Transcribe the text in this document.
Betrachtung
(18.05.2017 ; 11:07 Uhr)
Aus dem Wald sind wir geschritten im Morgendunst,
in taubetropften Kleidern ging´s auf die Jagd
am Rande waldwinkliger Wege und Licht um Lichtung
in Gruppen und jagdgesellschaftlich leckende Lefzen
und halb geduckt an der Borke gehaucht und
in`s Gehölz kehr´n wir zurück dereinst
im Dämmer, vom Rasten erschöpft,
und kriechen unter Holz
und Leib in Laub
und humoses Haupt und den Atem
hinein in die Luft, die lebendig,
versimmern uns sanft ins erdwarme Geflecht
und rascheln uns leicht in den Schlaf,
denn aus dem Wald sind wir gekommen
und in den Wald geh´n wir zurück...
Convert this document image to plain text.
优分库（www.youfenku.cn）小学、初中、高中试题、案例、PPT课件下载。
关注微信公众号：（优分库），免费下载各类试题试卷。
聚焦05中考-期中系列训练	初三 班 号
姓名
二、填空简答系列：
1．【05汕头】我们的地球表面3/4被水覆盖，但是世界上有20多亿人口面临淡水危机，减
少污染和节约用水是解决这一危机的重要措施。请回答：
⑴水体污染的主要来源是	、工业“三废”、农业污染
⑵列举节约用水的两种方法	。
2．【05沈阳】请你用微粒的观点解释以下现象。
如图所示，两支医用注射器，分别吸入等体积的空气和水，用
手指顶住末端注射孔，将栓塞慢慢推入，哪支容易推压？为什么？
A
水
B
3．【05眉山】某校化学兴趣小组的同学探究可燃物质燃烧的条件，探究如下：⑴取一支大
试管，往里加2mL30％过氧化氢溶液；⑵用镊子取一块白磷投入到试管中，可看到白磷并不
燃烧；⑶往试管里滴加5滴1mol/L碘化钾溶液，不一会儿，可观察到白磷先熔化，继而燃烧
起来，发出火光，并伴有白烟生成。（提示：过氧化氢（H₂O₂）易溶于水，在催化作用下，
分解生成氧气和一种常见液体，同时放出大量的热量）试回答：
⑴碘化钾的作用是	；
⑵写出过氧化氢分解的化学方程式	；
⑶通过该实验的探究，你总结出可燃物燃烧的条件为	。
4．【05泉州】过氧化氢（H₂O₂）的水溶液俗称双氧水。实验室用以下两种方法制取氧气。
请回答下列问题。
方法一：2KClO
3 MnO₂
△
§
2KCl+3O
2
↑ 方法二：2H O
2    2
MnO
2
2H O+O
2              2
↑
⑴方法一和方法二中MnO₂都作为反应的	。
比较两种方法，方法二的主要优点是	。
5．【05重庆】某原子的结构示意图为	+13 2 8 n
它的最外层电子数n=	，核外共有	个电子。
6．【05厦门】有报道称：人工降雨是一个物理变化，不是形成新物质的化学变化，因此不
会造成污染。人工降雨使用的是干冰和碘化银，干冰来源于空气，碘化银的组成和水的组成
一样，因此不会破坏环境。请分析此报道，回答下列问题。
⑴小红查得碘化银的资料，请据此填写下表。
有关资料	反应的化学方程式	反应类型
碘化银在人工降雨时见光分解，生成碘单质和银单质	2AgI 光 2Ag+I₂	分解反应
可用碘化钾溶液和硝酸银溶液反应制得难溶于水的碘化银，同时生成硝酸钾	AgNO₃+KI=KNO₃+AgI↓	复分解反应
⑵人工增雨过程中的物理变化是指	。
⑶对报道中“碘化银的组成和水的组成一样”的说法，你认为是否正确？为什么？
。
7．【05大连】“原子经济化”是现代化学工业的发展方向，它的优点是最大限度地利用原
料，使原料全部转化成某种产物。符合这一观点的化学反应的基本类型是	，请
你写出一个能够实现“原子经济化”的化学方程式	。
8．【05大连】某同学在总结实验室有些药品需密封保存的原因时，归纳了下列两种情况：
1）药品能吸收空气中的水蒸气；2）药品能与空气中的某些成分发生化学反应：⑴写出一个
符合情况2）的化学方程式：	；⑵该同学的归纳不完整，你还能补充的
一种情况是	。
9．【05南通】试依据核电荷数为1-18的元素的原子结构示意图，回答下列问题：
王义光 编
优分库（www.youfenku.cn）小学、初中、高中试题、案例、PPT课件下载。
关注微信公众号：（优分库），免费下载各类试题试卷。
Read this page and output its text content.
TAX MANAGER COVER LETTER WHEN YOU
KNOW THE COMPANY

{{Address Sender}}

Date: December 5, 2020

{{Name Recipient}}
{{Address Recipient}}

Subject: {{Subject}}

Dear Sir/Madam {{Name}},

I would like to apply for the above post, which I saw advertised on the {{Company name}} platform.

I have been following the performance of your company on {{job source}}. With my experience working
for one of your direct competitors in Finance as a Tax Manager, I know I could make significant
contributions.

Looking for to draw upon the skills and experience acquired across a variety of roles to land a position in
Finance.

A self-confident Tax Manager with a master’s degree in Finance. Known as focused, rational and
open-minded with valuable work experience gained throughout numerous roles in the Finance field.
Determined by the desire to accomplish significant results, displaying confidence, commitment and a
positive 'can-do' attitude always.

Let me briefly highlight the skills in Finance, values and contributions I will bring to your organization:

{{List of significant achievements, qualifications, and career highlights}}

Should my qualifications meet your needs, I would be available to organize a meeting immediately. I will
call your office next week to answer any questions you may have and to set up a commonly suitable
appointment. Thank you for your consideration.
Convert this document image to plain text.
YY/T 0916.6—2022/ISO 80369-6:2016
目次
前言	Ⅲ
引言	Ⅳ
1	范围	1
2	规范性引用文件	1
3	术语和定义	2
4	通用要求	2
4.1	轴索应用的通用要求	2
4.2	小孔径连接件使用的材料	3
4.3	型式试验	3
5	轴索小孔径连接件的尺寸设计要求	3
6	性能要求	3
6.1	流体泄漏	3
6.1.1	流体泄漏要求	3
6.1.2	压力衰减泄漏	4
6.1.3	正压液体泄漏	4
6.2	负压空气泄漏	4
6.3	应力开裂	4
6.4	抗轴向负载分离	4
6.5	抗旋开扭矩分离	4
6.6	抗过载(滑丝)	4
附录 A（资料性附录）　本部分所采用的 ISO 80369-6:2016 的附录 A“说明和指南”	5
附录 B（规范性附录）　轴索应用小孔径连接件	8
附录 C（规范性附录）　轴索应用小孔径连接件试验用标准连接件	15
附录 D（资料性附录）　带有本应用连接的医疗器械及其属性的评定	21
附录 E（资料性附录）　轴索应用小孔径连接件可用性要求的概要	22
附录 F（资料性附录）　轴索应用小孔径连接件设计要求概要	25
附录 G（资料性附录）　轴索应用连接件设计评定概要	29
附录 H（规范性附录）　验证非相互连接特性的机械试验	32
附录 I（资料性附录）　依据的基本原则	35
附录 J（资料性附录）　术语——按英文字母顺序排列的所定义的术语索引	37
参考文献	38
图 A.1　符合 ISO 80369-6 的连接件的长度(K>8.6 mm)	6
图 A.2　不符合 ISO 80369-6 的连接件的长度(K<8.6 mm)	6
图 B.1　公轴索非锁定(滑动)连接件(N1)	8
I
################
**Your objective:**
From the records above, pick out and copy each line holding the word "H₂O₂".

**Task result:**
起来，发出火光，并伴有白烟生成。（提示：过氧化氢（H₂O₂）易溶于水，在催化作用下，
4．【05泉州】过氧化氢（H₂O₂）的水溶液俗称双氧水。实验室用以下两种方法制取氧气。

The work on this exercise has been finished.